▶ _Set exercise_
Only the number is wanted: tally the lines below that contain the word "Reteaching".

— start Input rows —

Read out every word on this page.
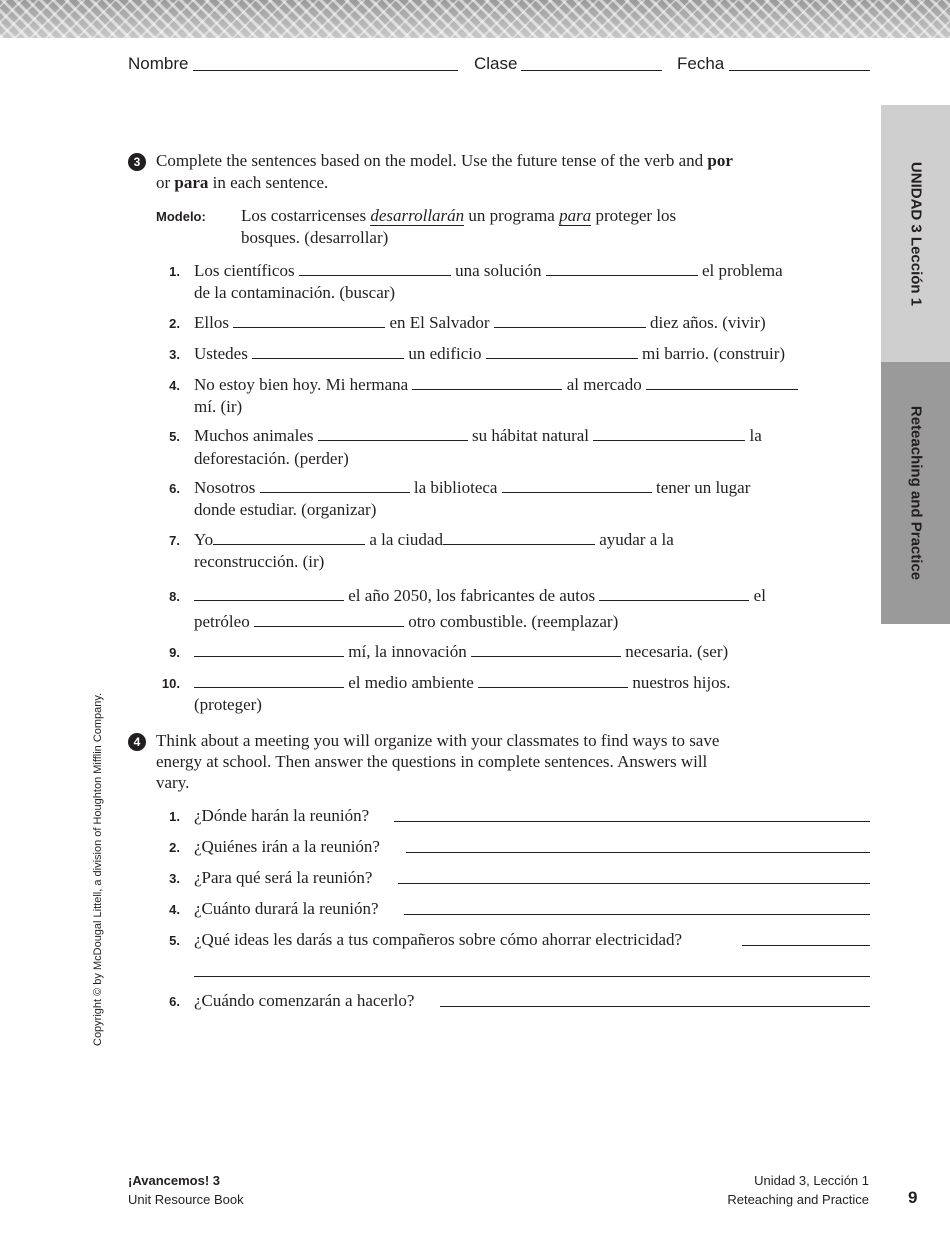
Nombre	Clase	Fecha
UNIDAD 3 Lección 1
Reteaching and Practice
3 Complete the sentences based on the model. Use the future tense of the verb and por
or para in each sentence.
Modelo: Los costarricenses desarrollarán un programa para proteger los
bosques. (desarrollar)
1. Los científicos	una solución	el problema
de la contaminación. (buscar)
2. Ellos	en El Salvador	diez años. (vivir)
3. Ustedes	un edificio	mi barrio. (construir)
4. No estoy bien hoy. Mi hermana	al mercado
mí. (ir)
5. Muchos animales	su hábitat natural	la
deforestación. (perder)
6. Nosotros	la biblioteca	tener un lugar
donde estudiar. (organizar)
7. Yo	a la ciudad	ayudar a la
reconstrucción. (ir)
8.	el año 2050, los fabricantes de autos	el
petróleo	otro combustible. (reemplazar)
9.	mí, la innovación	necesaria. (ser)
10.	el medio ambiente	nuestros hijos.
(proteger)
4 Think about a meeting you will organize with your classmates to find ways to save
energy at school. Then answer the questions in complete sentences. Answers will
vary.
1. ¿Dónde harán la reunión?
2. ¿Quiénes irán a la reunión?
3. ¿Para qué será la reunión?
4. ¿Cuánto durará la reunión?
5. ¿Qué ideas les darás a tus compañeros sobre cómo ahorrar electricidad?
6. ¿Cuándo comenzarán a hacerlo?
Copyright © by McDougal Littell, a division of Houghton Mifflin Company.
¡Avancemos! 3
Unit Resource Book
Unidad 3, Lección 1
Reteaching and Practice 9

— end Input rows —

▶ _Answer to the task_
2